Task brief: Retype the part of the items that opens with the line containing "status-bar: 7:29 34% — [0, 0, 540, 34]" and closes with the line containing "status-time: 7:29 — [31, 6, 71, 27]", including both of those lines.

Record extracts:
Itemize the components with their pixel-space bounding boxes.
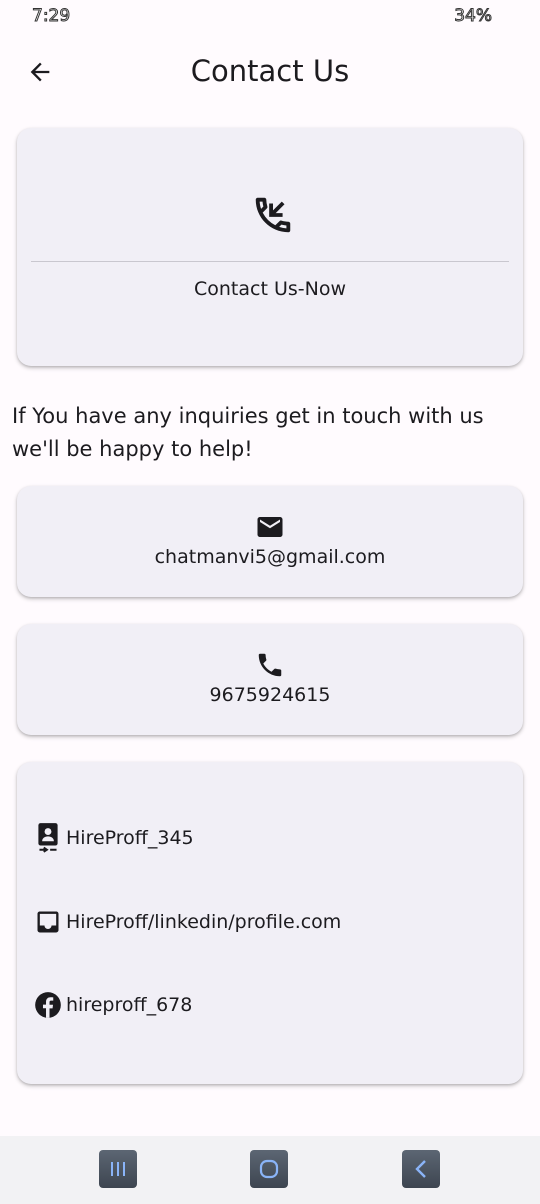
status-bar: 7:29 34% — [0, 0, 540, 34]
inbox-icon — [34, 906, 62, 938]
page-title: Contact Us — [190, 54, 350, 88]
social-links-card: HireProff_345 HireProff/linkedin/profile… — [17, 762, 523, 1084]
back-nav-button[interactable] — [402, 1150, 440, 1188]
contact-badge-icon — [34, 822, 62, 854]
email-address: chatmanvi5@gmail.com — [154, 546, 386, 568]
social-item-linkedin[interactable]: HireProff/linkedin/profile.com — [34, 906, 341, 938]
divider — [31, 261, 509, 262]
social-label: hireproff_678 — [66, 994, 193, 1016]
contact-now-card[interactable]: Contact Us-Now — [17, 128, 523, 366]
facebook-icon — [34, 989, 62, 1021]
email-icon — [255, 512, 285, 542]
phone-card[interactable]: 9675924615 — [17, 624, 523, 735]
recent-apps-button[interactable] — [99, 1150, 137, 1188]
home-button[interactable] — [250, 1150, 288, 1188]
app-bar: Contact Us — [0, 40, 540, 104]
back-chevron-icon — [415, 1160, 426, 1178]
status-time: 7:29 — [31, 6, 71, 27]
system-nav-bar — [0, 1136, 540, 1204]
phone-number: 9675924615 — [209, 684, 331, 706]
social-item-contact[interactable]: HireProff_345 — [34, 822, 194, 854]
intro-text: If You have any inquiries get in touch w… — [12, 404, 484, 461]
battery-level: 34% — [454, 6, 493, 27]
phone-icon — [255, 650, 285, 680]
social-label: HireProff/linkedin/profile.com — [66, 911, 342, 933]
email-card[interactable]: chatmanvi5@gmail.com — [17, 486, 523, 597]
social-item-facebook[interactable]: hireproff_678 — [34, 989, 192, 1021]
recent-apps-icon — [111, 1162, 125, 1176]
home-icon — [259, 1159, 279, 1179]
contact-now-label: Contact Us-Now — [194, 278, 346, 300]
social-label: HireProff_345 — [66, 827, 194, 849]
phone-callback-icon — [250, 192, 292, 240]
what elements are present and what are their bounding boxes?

...

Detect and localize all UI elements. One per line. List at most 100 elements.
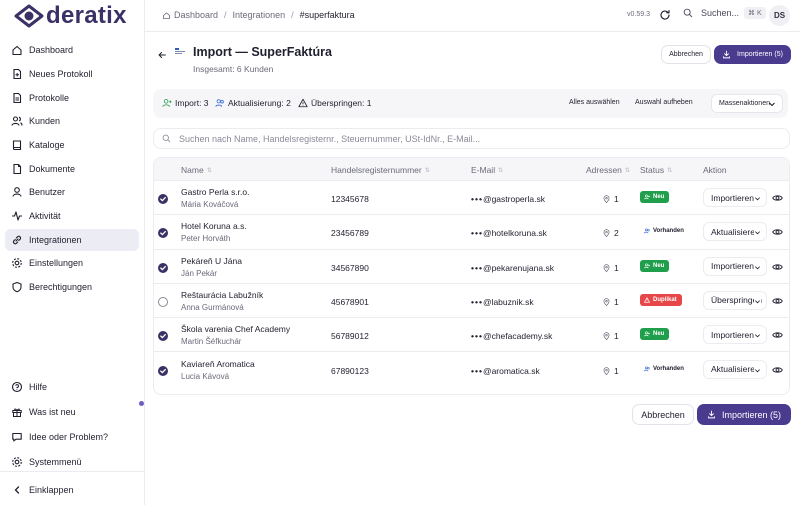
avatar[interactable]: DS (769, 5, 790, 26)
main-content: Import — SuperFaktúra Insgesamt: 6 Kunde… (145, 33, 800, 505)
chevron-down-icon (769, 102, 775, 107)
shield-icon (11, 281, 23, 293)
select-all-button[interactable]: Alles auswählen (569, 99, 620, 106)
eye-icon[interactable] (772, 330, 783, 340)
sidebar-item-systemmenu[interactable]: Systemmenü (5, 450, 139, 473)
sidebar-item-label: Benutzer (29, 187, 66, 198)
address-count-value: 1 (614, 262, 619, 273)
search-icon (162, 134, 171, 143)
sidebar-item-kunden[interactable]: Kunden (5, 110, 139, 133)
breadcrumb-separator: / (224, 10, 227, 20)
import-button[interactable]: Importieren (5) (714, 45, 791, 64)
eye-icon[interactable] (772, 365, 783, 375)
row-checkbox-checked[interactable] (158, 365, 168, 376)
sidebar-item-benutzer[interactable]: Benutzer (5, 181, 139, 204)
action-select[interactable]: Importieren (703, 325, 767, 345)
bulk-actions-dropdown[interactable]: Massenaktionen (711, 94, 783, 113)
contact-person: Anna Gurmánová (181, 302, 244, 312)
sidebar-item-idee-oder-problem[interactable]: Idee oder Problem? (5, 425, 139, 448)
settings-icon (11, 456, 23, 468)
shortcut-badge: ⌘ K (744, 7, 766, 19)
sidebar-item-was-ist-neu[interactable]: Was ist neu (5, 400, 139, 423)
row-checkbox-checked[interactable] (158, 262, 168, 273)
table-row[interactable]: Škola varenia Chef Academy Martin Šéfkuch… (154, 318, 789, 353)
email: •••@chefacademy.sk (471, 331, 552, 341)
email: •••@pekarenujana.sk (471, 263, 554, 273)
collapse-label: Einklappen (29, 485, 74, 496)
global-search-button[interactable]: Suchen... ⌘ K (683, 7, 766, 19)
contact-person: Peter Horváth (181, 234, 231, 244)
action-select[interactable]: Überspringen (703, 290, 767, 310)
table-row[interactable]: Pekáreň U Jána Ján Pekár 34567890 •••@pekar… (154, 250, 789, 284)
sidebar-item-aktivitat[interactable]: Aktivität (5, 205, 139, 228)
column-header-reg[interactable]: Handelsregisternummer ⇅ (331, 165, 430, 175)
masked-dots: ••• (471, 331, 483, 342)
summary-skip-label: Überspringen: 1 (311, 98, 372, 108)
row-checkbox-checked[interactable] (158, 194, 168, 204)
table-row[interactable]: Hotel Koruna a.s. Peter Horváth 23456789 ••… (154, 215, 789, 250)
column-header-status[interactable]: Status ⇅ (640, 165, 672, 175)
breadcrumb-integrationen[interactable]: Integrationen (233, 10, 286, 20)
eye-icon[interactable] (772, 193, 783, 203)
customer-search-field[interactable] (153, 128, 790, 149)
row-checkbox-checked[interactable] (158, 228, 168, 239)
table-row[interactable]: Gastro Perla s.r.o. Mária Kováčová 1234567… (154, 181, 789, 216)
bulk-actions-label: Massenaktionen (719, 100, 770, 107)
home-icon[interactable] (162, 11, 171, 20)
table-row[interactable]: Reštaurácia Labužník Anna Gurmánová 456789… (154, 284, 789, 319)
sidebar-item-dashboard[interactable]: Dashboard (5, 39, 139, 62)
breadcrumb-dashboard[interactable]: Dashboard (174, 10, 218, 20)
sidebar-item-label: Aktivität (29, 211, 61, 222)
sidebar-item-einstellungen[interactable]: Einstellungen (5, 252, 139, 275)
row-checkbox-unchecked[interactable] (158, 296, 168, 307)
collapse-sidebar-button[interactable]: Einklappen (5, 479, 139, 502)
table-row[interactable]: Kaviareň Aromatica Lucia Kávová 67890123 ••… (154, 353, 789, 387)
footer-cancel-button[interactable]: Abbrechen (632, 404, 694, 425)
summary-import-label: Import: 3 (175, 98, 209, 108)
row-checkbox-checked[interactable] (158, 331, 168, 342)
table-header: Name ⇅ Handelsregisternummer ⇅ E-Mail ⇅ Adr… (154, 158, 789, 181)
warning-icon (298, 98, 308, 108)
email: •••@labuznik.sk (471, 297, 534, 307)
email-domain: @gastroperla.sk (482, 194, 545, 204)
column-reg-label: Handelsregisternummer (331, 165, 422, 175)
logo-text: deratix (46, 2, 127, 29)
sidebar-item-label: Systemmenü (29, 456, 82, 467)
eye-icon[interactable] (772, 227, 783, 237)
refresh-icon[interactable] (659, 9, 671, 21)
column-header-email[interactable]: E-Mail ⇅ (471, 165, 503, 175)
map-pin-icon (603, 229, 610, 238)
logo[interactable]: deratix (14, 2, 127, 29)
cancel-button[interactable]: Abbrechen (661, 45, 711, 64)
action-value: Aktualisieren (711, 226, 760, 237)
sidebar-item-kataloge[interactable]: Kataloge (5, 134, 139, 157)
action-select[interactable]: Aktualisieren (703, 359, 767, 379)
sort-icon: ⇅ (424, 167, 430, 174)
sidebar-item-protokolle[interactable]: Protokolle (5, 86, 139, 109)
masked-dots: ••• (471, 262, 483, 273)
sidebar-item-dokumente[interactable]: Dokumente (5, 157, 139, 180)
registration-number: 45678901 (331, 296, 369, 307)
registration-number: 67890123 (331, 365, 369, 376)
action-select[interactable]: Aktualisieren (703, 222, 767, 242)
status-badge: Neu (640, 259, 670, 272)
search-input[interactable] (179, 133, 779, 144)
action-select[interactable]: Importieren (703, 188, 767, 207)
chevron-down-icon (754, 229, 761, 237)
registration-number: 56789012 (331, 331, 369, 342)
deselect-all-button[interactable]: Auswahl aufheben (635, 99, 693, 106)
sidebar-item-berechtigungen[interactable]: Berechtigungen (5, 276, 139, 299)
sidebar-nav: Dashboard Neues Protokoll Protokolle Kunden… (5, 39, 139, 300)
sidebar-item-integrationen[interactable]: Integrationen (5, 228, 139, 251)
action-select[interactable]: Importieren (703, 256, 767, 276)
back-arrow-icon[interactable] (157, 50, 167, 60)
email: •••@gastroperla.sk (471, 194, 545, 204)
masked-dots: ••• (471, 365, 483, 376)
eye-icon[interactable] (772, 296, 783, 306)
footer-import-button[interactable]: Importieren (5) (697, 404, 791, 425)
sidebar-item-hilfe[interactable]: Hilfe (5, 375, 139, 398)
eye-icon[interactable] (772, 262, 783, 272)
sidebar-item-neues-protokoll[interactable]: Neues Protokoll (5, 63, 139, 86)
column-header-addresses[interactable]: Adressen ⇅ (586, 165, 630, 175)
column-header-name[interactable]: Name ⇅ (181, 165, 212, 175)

--

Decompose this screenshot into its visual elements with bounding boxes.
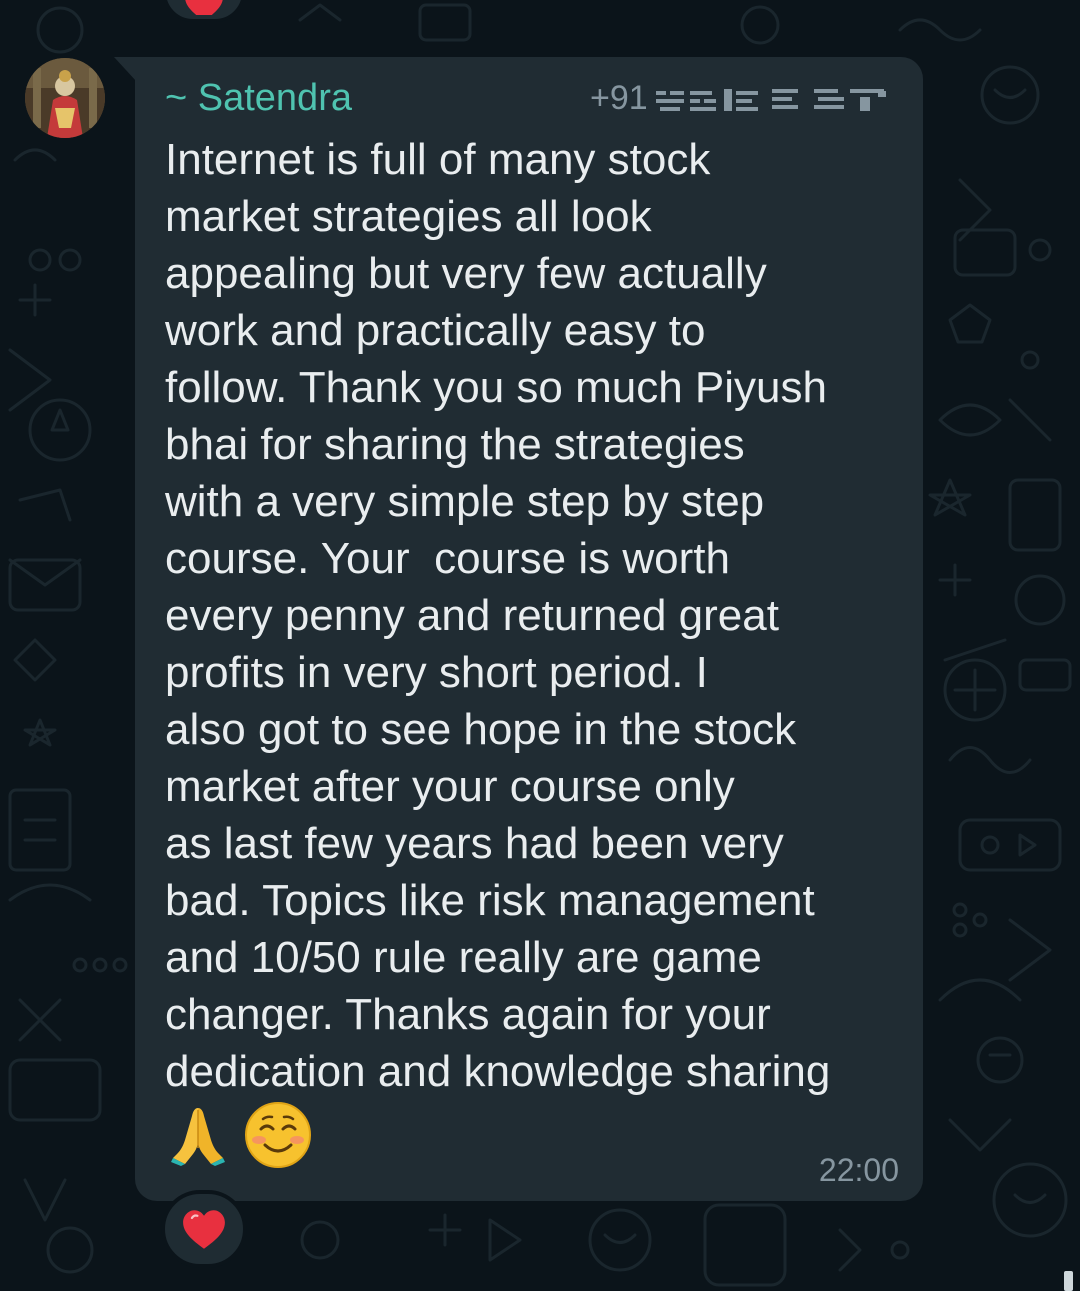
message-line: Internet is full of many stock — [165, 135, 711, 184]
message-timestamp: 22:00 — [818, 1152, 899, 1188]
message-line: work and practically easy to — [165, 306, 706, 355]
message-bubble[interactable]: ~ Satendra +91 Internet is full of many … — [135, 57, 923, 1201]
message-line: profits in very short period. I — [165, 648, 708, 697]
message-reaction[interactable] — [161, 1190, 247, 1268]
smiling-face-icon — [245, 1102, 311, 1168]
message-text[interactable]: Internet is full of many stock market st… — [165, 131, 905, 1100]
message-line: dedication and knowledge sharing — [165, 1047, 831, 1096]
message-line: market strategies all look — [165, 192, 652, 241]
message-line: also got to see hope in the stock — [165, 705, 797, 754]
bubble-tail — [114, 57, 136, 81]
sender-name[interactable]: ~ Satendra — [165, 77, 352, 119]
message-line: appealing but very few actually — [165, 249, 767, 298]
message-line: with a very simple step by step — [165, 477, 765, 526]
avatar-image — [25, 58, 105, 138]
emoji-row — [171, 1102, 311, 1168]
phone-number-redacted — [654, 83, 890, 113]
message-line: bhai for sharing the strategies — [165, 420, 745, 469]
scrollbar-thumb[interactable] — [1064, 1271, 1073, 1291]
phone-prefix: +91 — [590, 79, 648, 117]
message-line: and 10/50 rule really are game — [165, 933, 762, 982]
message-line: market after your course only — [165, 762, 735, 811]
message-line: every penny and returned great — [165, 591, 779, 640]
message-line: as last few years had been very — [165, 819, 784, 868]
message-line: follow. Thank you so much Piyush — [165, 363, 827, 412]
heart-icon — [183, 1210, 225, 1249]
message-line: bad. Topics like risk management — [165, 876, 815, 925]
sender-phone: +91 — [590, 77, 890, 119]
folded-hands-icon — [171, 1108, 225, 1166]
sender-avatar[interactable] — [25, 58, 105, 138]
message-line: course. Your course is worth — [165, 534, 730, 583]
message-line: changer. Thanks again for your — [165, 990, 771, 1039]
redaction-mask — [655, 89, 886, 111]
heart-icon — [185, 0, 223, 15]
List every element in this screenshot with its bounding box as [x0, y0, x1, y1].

Task solution:
status-bar: 7:29 34% — [0, 0, 540, 34]
inbox-icon — [34, 906, 62, 938]
page-title: Contact Us — [190, 54, 350, 88]
social-links-card: HireProff_345 HireProff/linkedin/profile… — [17, 762, 523, 1084]
back-nav-button[interactable] — [402, 1150, 440, 1188]
contact-badge-icon — [34, 822, 62, 854]
email-address: chatmanvi5@gmail.com — [154, 546, 386, 568]
social-item-linkedin[interactable]: HireProff/linkedin/profile.com — [34, 906, 341, 938]
divider — [31, 261, 509, 262]
social-label: hireproff_678 — [66, 994, 193, 1016]
contact-now-card[interactable]: Contact Us-Now — [17, 128, 523, 366]
facebook-icon — [34, 989, 62, 1021]
email-icon — [255, 512, 285, 542]
phone-card[interactable]: 9675924615 — [17, 624, 523, 735]
recent-apps-button[interactable] — [99, 1150, 137, 1188]
home-button[interactable] — [250, 1150, 288, 1188]
app-bar: Contact Us — [0, 40, 540, 104]
back-chevron-icon — [415, 1160, 426, 1178]
status-time: 7:29 — [31, 6, 71, 27]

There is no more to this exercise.